Además, hoy los dependientes del puesto de comida mexicana
donde he almorzado me han regalado una galleta. La he recibido como un regalo
de parte de toda la ciudad, y me ha alegrado el resto de la tarde, a pesar de
que buena parte del relleno de los tacos diera en mis pantalones antes de que
consiguiera repescarlo con la tortilla. Gracias, Helsinki.
Antes de llegarme a Senantitori, donde está la catedral, he visitado
el museo Ateneum, y en medio de su amplia colección de pintura finlandesa e
internacional (toda de época contemporánea, pero pre-vanguardias) he visto El
ángel herido, de Hugo Singen, la obra en la que se inspiró Nightwish para el
videoclip de Amaranth. De alguna manera siempre acabamos volviendo al mismo
sitio, parece.
Los planes para mañana son visitar el mercado portuario (las
fresas en verano son famosas en Finlandia), tomar el ferry a Suomenlinna para
ver la antigua fortaleza sueca, y por la tarde acercarme a la sauna de
Kotiharjun, una de las pocas saunas públicas que aún funcionan. Pero antes,
hoy, voy a ver si puedo llegar al puerto para ver la flota de rompehielos antes
de volver al albergue.
22:39
Aún es de día. Qué bestia. No quiero ni imaginar cómo
estarán en Laponia.
-.-.-
▸ **Tarea requerida**
Edite el fragmento sobre Helsinki comenzando por "Antes de llegarme" y siguiendo hasta "sitio, parece.", con "catedral" sustituido por "iglesia". El listado no hace falta para resolver la tarea.
-.-.-
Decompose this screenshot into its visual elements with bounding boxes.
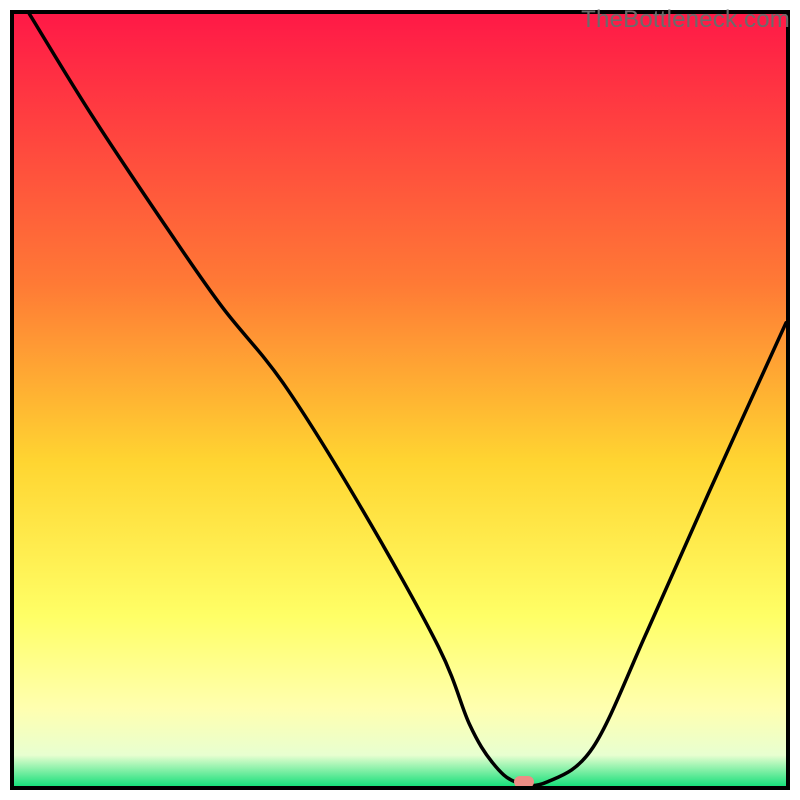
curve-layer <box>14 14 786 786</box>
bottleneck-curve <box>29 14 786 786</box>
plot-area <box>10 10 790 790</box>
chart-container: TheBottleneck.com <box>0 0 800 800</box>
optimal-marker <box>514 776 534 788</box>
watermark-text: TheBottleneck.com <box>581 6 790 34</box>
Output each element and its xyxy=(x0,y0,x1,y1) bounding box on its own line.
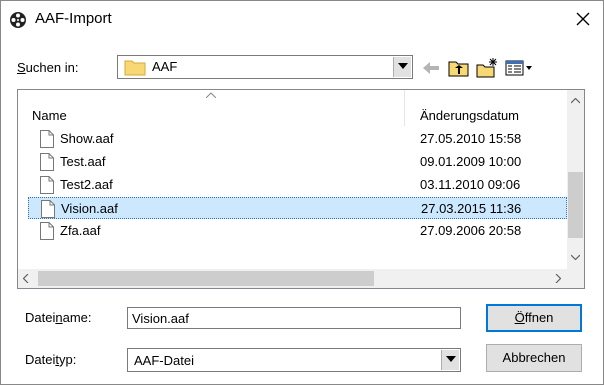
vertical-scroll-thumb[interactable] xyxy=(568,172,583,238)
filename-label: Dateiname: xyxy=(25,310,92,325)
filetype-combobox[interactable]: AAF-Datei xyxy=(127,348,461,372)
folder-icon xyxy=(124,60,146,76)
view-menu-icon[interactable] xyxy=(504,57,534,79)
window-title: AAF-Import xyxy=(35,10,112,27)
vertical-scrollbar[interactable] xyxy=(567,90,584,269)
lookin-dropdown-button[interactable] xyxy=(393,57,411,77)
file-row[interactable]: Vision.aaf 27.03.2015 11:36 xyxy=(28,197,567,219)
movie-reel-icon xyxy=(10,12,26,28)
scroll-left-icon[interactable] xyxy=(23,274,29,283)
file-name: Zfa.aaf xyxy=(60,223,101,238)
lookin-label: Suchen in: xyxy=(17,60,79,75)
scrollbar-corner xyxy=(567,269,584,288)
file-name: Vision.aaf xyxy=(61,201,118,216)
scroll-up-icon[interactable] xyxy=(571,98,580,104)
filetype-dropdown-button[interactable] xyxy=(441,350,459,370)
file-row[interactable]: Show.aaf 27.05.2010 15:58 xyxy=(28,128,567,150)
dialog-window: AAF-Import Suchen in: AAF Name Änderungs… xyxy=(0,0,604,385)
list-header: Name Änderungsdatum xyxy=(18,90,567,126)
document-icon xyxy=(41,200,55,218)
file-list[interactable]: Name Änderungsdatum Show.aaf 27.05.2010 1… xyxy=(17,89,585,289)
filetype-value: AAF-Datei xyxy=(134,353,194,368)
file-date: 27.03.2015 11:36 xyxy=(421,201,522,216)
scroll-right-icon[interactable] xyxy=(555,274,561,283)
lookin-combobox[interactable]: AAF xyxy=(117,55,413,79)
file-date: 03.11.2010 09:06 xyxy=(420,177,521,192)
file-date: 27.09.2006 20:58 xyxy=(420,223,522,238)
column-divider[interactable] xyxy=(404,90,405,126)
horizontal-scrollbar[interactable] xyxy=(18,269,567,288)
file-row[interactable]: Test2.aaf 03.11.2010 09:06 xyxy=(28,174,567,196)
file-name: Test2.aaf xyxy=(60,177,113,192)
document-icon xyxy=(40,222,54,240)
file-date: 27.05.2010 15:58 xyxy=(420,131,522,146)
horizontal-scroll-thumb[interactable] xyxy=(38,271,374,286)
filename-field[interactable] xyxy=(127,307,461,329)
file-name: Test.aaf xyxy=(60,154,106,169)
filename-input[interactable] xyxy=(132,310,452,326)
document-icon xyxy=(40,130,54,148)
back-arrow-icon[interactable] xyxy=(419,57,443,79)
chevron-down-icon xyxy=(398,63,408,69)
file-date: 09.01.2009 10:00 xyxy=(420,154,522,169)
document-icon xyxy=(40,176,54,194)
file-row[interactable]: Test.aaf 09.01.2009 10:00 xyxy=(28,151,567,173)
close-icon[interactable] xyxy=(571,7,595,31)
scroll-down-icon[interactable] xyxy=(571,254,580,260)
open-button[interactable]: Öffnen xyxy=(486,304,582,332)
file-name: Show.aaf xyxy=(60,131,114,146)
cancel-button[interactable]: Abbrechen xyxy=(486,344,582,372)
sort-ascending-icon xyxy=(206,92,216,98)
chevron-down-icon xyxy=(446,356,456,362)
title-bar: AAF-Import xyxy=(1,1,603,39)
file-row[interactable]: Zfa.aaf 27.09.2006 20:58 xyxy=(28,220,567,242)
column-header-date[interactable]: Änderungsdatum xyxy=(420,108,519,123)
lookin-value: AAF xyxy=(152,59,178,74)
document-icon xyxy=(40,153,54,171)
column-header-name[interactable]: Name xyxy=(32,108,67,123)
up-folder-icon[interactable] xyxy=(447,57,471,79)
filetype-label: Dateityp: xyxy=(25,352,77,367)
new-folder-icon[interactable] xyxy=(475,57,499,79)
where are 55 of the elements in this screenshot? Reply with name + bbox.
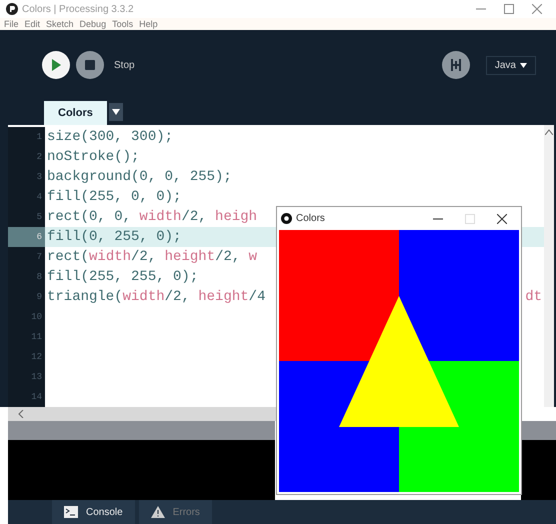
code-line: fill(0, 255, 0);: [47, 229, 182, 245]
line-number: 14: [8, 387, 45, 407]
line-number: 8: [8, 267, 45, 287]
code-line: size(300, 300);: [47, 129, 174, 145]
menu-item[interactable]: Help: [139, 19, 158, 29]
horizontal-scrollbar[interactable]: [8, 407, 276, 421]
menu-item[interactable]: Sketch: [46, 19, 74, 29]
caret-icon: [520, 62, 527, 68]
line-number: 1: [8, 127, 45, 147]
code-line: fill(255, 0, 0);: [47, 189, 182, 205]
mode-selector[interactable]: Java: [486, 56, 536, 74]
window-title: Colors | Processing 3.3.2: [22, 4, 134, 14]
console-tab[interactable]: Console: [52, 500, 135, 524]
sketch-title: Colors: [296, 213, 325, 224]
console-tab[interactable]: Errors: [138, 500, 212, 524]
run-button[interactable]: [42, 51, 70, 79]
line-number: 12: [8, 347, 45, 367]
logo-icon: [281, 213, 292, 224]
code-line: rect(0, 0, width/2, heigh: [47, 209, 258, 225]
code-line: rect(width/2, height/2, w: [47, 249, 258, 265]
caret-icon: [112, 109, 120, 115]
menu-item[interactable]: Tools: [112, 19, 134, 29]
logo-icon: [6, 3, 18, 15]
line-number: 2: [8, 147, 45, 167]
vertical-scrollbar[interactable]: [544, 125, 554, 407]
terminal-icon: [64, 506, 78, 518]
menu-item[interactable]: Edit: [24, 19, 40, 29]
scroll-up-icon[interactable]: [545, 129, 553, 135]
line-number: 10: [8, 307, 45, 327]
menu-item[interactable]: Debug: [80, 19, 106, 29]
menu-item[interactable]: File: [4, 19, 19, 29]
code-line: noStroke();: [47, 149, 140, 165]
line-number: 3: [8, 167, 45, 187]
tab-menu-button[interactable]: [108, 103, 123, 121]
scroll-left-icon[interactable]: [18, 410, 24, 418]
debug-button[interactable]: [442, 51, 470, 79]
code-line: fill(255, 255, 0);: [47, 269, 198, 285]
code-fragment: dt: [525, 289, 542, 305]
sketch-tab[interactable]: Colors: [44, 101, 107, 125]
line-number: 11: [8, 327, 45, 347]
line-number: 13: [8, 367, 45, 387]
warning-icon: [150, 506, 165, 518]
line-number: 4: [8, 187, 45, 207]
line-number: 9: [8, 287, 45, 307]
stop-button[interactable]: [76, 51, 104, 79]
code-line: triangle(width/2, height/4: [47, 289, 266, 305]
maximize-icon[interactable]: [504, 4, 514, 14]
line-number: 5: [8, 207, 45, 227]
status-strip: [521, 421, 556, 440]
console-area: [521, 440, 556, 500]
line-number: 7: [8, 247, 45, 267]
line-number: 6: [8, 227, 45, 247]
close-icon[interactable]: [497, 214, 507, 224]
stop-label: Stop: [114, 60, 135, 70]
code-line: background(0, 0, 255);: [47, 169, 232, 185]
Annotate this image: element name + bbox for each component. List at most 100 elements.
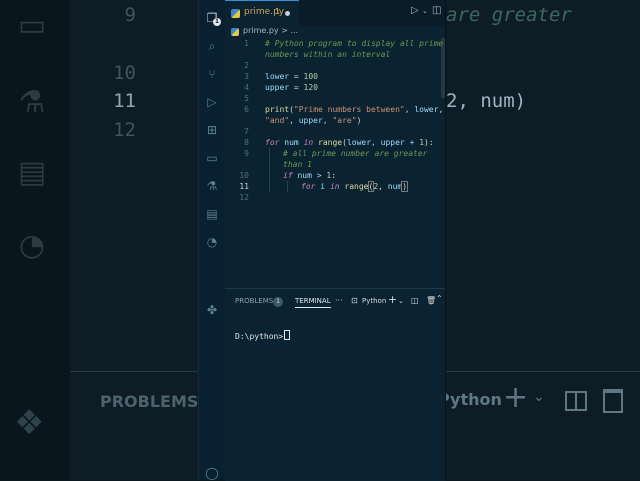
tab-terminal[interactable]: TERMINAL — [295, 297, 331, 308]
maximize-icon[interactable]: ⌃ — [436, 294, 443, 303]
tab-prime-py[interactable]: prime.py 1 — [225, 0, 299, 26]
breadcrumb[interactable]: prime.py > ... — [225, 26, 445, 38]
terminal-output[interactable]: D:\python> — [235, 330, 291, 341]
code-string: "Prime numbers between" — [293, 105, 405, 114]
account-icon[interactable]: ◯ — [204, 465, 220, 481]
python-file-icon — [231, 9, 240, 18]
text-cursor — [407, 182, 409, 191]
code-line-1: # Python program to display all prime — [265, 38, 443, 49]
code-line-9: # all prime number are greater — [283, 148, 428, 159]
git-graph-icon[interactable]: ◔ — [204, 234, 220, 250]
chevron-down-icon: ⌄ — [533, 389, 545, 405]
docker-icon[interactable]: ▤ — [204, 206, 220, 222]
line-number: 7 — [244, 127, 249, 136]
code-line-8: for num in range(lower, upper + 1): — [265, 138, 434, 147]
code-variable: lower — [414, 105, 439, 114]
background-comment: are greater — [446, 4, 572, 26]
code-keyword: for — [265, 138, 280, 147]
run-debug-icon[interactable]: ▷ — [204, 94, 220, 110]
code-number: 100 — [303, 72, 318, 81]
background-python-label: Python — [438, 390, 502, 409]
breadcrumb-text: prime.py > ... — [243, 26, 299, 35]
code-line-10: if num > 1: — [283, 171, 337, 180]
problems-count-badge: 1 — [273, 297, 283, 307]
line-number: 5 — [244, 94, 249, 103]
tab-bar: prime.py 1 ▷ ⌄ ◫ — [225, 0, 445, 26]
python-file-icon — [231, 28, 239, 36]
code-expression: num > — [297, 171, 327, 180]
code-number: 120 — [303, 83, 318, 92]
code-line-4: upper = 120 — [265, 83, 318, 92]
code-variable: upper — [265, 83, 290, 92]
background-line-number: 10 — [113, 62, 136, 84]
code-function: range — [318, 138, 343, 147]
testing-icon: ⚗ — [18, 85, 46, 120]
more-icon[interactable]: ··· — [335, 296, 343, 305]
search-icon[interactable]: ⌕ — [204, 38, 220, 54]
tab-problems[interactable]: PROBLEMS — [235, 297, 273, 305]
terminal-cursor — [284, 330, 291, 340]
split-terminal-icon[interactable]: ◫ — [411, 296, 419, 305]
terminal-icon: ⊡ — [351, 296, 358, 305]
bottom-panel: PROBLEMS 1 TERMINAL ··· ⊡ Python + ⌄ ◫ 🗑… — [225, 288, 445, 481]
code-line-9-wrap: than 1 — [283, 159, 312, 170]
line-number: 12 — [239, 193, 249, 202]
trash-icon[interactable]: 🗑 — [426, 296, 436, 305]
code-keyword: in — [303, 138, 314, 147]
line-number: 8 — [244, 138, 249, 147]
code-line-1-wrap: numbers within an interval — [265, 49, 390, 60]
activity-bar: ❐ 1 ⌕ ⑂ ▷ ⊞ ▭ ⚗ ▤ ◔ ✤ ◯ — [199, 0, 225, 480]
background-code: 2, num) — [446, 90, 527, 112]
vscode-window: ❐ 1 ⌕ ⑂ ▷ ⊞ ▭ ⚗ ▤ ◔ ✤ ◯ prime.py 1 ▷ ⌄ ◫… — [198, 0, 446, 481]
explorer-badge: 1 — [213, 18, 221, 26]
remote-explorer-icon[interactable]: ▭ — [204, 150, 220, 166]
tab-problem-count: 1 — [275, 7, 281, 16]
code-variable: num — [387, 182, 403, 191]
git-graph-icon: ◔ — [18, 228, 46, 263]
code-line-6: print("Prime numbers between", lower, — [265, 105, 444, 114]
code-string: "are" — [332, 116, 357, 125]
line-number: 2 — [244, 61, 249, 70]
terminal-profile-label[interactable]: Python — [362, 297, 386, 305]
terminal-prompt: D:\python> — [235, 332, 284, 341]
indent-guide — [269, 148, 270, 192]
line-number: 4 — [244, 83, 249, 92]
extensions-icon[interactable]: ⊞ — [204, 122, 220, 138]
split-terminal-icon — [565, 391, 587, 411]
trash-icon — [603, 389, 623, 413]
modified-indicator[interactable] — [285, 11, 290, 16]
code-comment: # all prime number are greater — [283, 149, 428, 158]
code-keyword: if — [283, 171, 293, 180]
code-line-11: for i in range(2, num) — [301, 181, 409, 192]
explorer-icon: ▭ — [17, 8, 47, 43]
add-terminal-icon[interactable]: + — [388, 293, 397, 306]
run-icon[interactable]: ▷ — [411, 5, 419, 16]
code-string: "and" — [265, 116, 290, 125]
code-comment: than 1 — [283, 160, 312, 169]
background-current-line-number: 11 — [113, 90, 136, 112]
-.-.-
▸ **La solución**
Antes de llegarme a Senantitori, donde está la iglesia, he visitado
el museo Ateneum, y en medio de su amplia colección de pintura finlandesa e
internacional (toda de época contemporánea, pero pre-vanguardias) he visto El
ángel herido, de Hugo Singen, la obra en la que se inspiró Nightwish para el
videoclip de Amaranth. De alguna manera siempre acabamos volviendo al mismo
sitio, parece.